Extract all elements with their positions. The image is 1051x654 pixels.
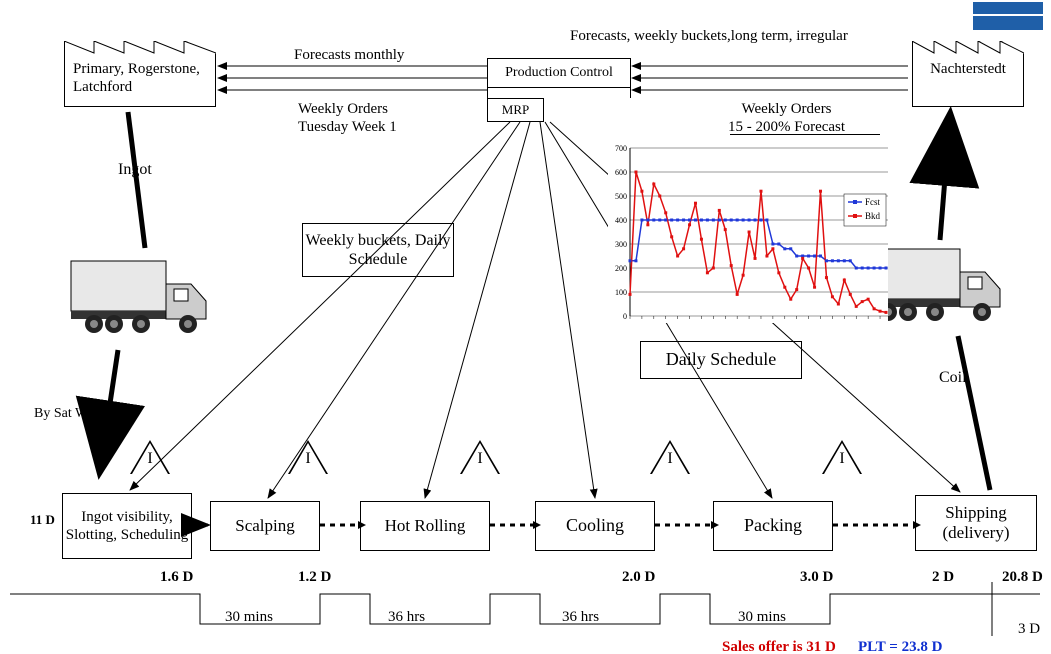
vsm-canvas: Primary, Rogerstone, Latchford Nachterst… (0, 0, 1051, 654)
forecast-chart: 0 100 200 300 400 500 600 700 Fcst (608, 138, 888, 323)
timeline-t3: 36 hrs (562, 608, 599, 626)
pc-gap (487, 86, 631, 98)
process-6: Shipping (delivery) (915, 495, 1037, 551)
sales-offer-label: Sales offer is 31 D (722, 638, 836, 654)
weekly-daily-box: Weekly buckets, Daily Schedule (302, 223, 454, 277)
logo (973, 2, 1043, 30)
timeline-totalbottom: 3 D (1018, 620, 1040, 638)
inventory-2: I (288, 440, 328, 474)
factory-left: Primary, Rogerstone, Latchford (64, 56, 216, 107)
svg-text:0: 0 (623, 312, 627, 321)
inventory-5: I (822, 440, 862, 474)
svg-text:500: 500 (615, 192, 627, 201)
forecasts-right-label: Forecasts, weekly buckets,long term, irr… (570, 27, 848, 45)
weekly-orders-right-label: Weekly Orders 15 - 200% Forecast (728, 100, 845, 136)
svg-text:600: 600 (615, 168, 627, 177)
inventory-3: I (460, 440, 500, 474)
truck-right (860, 244, 1010, 329)
process-2: Scalping (210, 501, 320, 551)
mrp-box: MRP (487, 98, 544, 122)
factory-right-label: Nachterstedt (913, 56, 1023, 82)
inventory-4: I (650, 440, 690, 474)
svg-text:Fcst: Fcst (865, 197, 881, 207)
process-3: Hot Rolling (360, 501, 490, 551)
weekly-orders-left-label: Weekly Orders Tuesday Week 1 (298, 100, 397, 136)
svg-text:200: 200 (615, 264, 627, 273)
timeline-t2: 36 hrs (388, 608, 425, 626)
process-1: Ingot visibility, Slotting, Scheduling (62, 493, 192, 559)
timeline-t4: 30 mins (738, 608, 786, 626)
timeline-d5: 3.0 D (800, 568, 833, 586)
process-5: Packing (713, 501, 833, 551)
timeline-t1: 30 mins (225, 608, 273, 626)
factory-right: Nachterstedt (912, 56, 1024, 107)
inventory-1: I (130, 440, 170, 474)
forecasts-monthly-label: Forecasts monthly (294, 46, 404, 64)
factory-left-label: Primary, Rogerstone, Latchford (65, 56, 215, 100)
svg-text:700: 700 (615, 144, 627, 153)
factory-left-roof (64, 41, 216, 56)
timeline-d4: 2.0 D (622, 568, 655, 586)
svg-text:Bkd: Bkd (865, 211, 881, 221)
production-control-box: Production Control (487, 58, 631, 88)
weekly-orders-underline (730, 134, 880, 135)
timeline-totaltop: 20.8 D (1002, 568, 1043, 586)
svg-text:400: 400 (615, 216, 627, 225)
plt-label: PLT = 23.8 D (858, 638, 942, 654)
timeline-d6: 2 D (932, 568, 954, 586)
svg-text:100: 100 (615, 288, 627, 297)
timeline-d1: 1.6 D (160, 568, 193, 586)
by-sat-label: By Sat Week 2 (34, 406, 117, 423)
timeline-d2: 1.2 D (298, 568, 331, 586)
ingot-label: Ingot (118, 160, 152, 179)
daily-schedule-box: Daily Schedule (640, 341, 802, 379)
timeline-leadin: 11 D (30, 512, 55, 528)
truck-left (66, 256, 216, 341)
coil-label: Coil (939, 368, 967, 387)
factory-right-roof (912, 41, 1024, 56)
svg-text:300: 300 (615, 240, 627, 249)
process-4: Cooling (535, 501, 655, 551)
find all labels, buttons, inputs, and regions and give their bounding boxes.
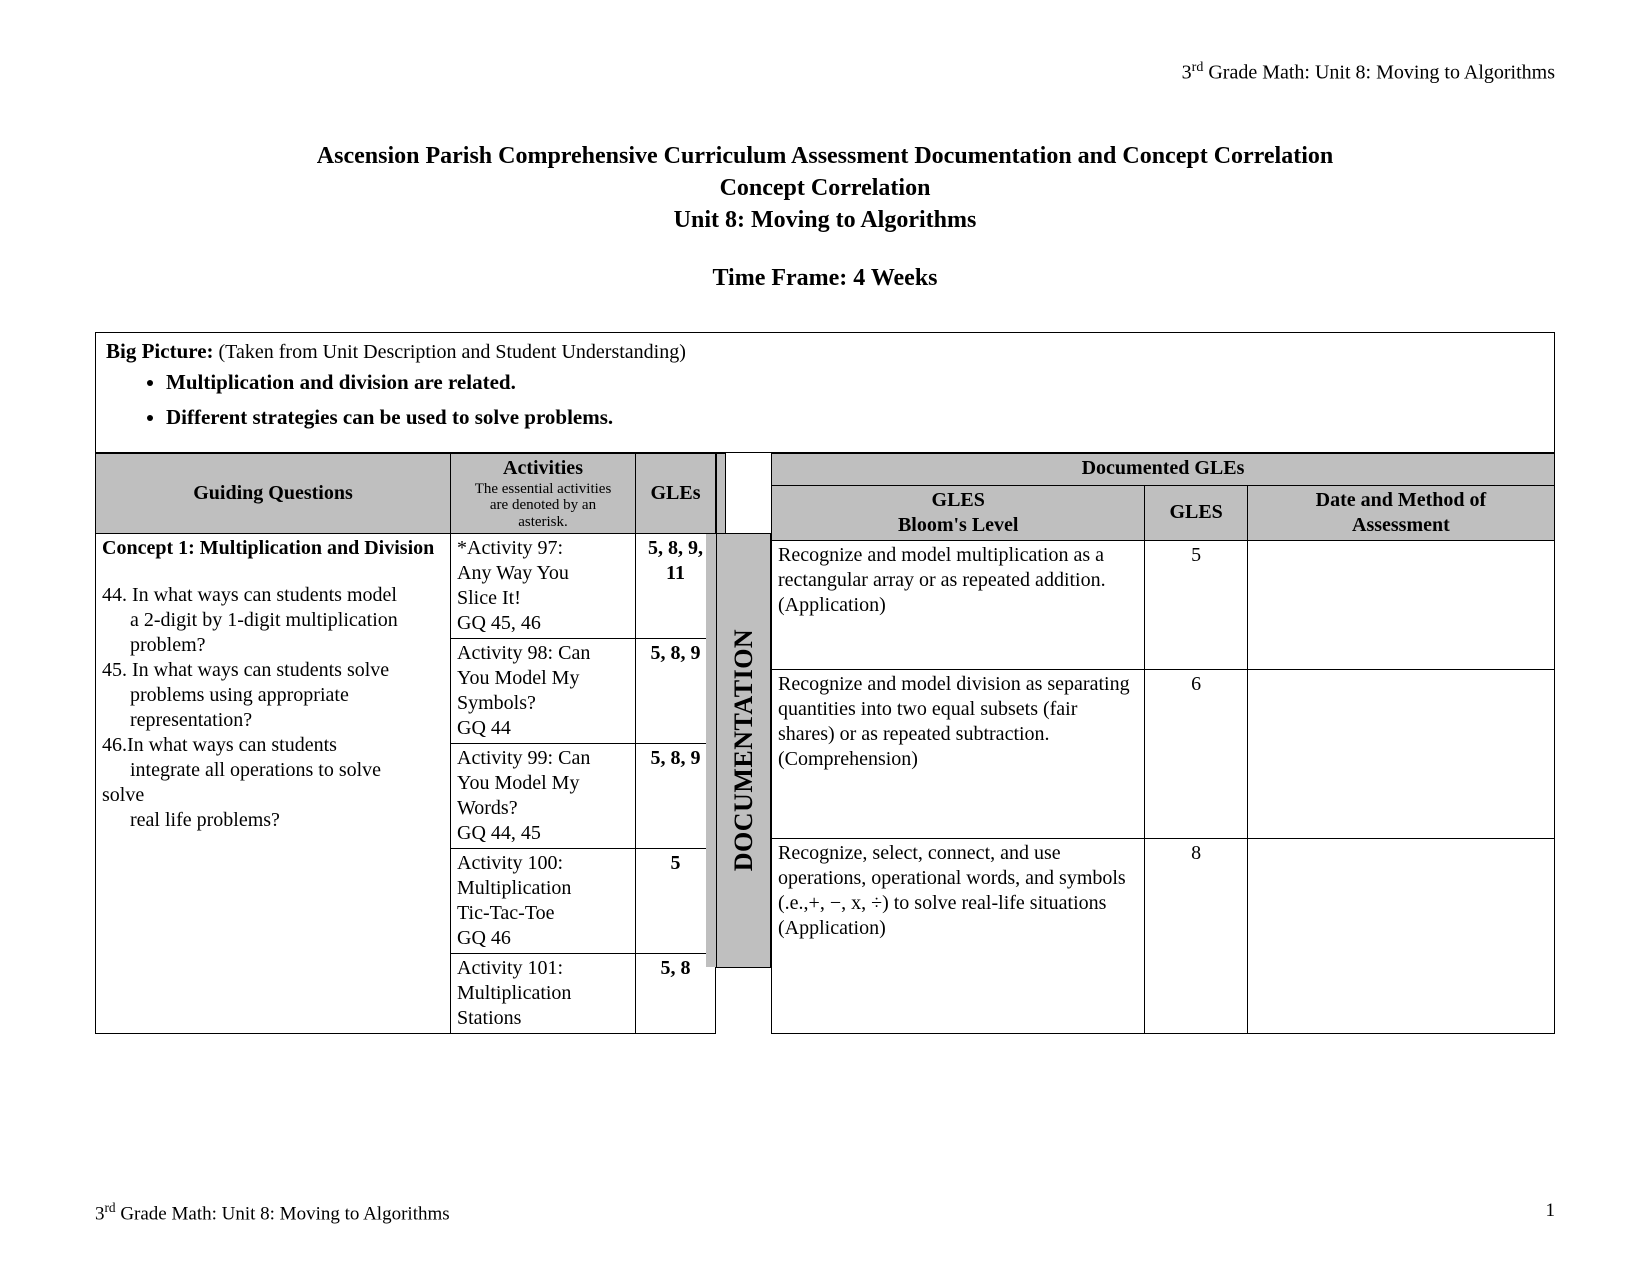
gles-cell: 5, 8 [636,953,716,1033]
gles-value: 6 [1145,669,1247,838]
activity-line: GQ 45, 46 [457,611,629,636]
bloom-cell: Recognize and model division as separati… [772,669,1145,838]
gles-value: 5 [1145,540,1247,669]
activity-line: Activity 101: [457,956,629,981]
title-line-2: Concept Correlation [95,172,1555,204]
guiding-questions-cell: Concept 1: Multiplication and Division 4… [96,533,451,1033]
activity-line: You Model My [457,666,629,691]
documentation-label: DOCUMENTATION [729,629,759,871]
activities-sub-2: are denoted by an [457,497,629,514]
gles-cell: 5, 8, 9 [636,743,716,848]
activity-line: Activity 99: Can [457,746,629,771]
gq-46-detail-2: real life problems? [102,808,444,833]
footer-page-number: 1 [1546,1200,1556,1225]
big-picture-bullet: Different strategies can be used to solv… [166,405,1544,430]
header-guiding-questions: Guiding Questions [96,453,451,533]
gles-cell: 5, 8, 9, 11 [636,533,716,638]
header-documented-gles: Documented GLEs [772,453,1555,485]
activities-sub-3: asterisk. [457,514,629,531]
activity-line: Stations [457,1006,629,1031]
header-date-method: Date and Method of Assessment [1247,485,1554,540]
gq-44: 44. In what ways can students model [102,583,444,608]
gq-45-detail: problems using appropriate representatio… [102,683,444,733]
footer-rest: Grade Math: Unit 8: Moving to Algorithms [116,1203,450,1224]
grade-suffix: rd [1192,60,1204,75]
timeframe: Time Frame: 4 Weeks [95,265,1555,292]
footer-suffix: rd [105,1200,116,1215]
activity-line: Multiplication [457,876,629,901]
bloom-cell: Recognize and model multiplication as a … [772,540,1145,669]
activity-line: Slice It! [457,586,629,611]
activity-line: Any Way You [457,561,629,586]
activity-line: *Activity 97: [457,536,629,561]
activity-line: Activity 100: [457,851,629,876]
activity-line: GQ 44 [457,716,629,741]
gles-value: 8 [1145,838,1247,1033]
activity-cell: Activity 100: Multiplication Tic-Tac-Toe… [451,848,636,953]
gq-46-detail: integrate all operations to solve [102,758,444,783]
header-line: Bloom's Level [778,513,1138,538]
title-block: Ascension Parish Comprehensive Curriculu… [95,140,1555,237]
activity-line: Symbols? [457,691,629,716]
date-method-cell [1247,838,1554,1033]
activities-label: Activities [503,457,583,479]
activity-cell: Activity 98: Can You Model My Symbols? G… [451,638,636,743]
big-picture-box: Big Picture: (Taken from Unit Descriptio… [95,332,1555,453]
activity-line: GQ 46 [457,926,629,951]
header-activities: Activities The essential activities are … [451,453,636,533]
concept-title: Concept 1: Multiplication and Division [102,536,444,561]
title-line-3: Unit 8: Moving to Algorithms [95,204,1555,236]
gq-46-solve: solve [102,783,444,808]
footer-grade: 3 [95,1203,105,1224]
header-gles-bloom: GLES Bloom's Level [772,485,1145,540]
left-table: Guiding Questions Activities The essenti… [95,453,716,1034]
date-method-cell [1247,540,1554,669]
gles-cell: 5, 8, 9 [636,638,716,743]
footer-left: 3rd Grade Math: Unit 8: Moving to Algori… [95,1200,450,1225]
right-table: Documented GLEs GLES Bloom's Level GLES … [771,453,1555,1034]
activity-cell: Activity 99: Can You Model My Words? GQ … [451,743,636,848]
big-picture-bullet: Multiplication and division are related. [166,370,1544,395]
big-picture-title: Big Picture: (Taken from Unit Descriptio… [106,339,1544,364]
activity-line: You Model My [457,771,629,796]
title-line-1: Ascension Parish Comprehensive Curriculu… [95,140,1555,172]
header-line: Date and Method of [1254,488,1548,513]
gq-46: 46.In what ways can students [102,733,444,758]
big-picture-label: Big Picture: [106,339,214,363]
header-gles: GLEs [636,453,716,533]
activity-cell: *Activity 97: Any Way You Slice It! GQ 4… [451,533,636,638]
header-unit: Grade Math: Unit 8: Moving to Algorithms [1203,62,1555,84]
bloom-cell: Recognize, select, connect, and use oper… [772,838,1145,1033]
header-line: Assessment [1254,513,1548,538]
grade-number: 3 [1182,62,1192,84]
activity-line: Words? [457,796,629,821]
page-footer: 3rd Grade Math: Unit 8: Moving to Algori… [95,1200,1555,1225]
big-picture-sublabel: (Taken from Unit Description and Student… [214,341,686,363]
gq-45: 45. In what ways can students solve [102,658,444,683]
documentation-column: DOCUMENTATION [716,533,771,968]
activity-line: Activity 98: Can [457,641,629,666]
header-gles-2: GLES [1145,485,1247,540]
gles-cell: 5 [636,848,716,953]
activities-sub-1: The essential activities [457,481,629,498]
header-line: GLES [778,488,1138,513]
activity-line: Tic-Tac-Toe [457,901,629,926]
activity-line: GQ 44, 45 [457,821,629,846]
page-header: 3rd Grade Math: Unit 8: Moving to Algori… [95,60,1555,85]
gq-44-detail: a 2-digit by 1-digit multiplication prob… [102,608,444,658]
main-grid: Guiding Questions Activities The essenti… [95,453,1555,1034]
big-picture-list: Multiplication and division are related.… [106,370,1544,430]
activity-cell: Activity 101: Multiplication Stations [451,953,636,1033]
date-method-cell [1247,669,1554,838]
activity-line: Multiplication [457,981,629,1006]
☆ ☆ ☆ ☆ ☆ ☆ ☆
• What to do:
Reproduce, unchanged, the entries from the line containing "vsm-canvas: Primary, Rogerstone, Latchford" through the line containing "timeline-totalbottom: 3 D".

• Solved exercise:
vsm-canvas: Primary, Rogerstone, Latchford Nachterst… (0, 0, 1051, 654)
forecast-chart: 0 100 200 300 400 500 600 700 Fcst (608, 138, 888, 323)
timeline-t3: 36 hrs (562, 608, 599, 626)
pc-gap (487, 86, 631, 98)
process-6: Shipping (delivery) (915, 495, 1037, 551)
sales-offer-label: Sales offer is 31 D (722, 638, 836, 654)
weekly-daily-box: Weekly buckets, Daily Schedule (302, 223, 454, 277)
logo (973, 2, 1043, 30)
timeline-totalbottom: 3 D (1018, 620, 1040, 638)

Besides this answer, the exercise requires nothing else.